Set each entry down verbatim, omitting images.
_ _ _
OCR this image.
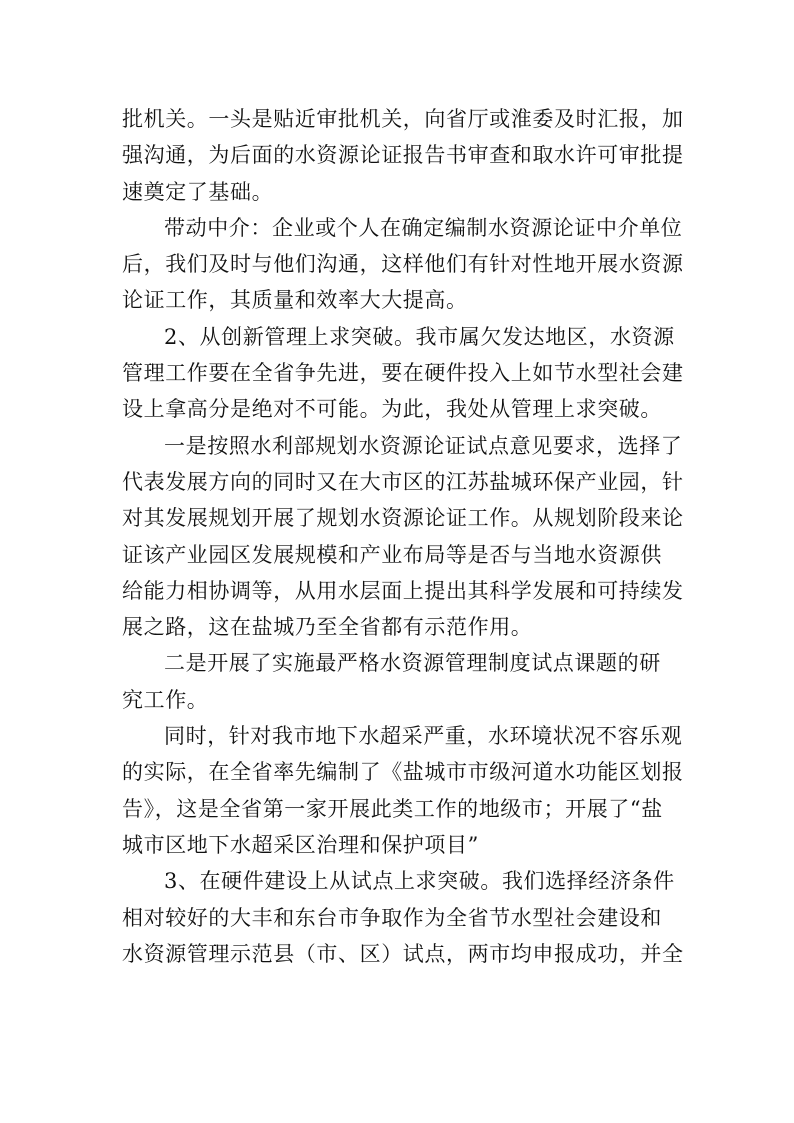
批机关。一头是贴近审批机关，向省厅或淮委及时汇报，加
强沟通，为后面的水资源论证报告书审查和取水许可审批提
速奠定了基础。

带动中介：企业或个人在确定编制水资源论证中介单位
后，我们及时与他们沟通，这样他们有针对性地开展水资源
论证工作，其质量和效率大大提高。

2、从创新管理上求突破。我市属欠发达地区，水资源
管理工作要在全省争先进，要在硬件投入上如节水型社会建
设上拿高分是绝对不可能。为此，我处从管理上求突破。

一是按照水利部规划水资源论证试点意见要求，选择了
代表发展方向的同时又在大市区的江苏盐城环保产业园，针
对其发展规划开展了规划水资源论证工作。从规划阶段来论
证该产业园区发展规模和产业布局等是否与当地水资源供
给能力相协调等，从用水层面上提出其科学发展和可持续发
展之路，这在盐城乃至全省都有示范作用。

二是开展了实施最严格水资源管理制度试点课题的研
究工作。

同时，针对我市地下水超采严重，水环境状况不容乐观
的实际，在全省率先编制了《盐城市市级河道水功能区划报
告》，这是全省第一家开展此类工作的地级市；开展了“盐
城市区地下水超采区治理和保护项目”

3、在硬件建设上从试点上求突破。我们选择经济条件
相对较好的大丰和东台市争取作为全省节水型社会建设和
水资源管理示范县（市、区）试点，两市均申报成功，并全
_ _ _
* [Written response]
OCR this image.
批机关。一头是贴近审批机关，向省厅或淮委及时汇报，加
强沟通，为后面的水资源论证报告书审查和取水许可审批提
速奠定了基础。

带动中介：企业或个人在确定编制水资源论证中介单位
后，我们及时与他们沟通，这样他们有针对性地开展水资源
论证工作，其质量和效率大大提高。

2、从创新管理上求突破。我市属欠发达地区，水资源
管理工作要在全省争先进，要在硬件投入上如节水型社会建
设上拿高分是绝对不可能。为此，我处从管理上求突破。

一是按照水利部规划水资源论证试点意见要求，选择了
代表发展方向的同时又在大市区的江苏盐城环保产业园，针
对其发展规划开展了规划水资源论证工作。从规划阶段来论
证该产业园区发展规模和产业布局等是否与当地水资源供
给能力相协调等，从用水层面上提出其科学发展和可持续发
展之路，这在盐城乃至全省都有示范作用。

二是开展了实施最严格水资源管理制度试点课题的研
究工作。

同时，针对我市地下水超采严重，水环境状况不容乐观
的实际，在全省率先编制了《盐城市市级河道水功能区划报
告》，这是全省第一家开展此类工作的地级市；开展了“盐
城市区地下水超采区治理和保护项目”

3、在硬件建设上从试点上求突破。我们选择经济条件
相对较好的大丰和东台市争取作为全省节水型社会建设和
水资源管理示范县（市、区）试点，两市均申报成功，并全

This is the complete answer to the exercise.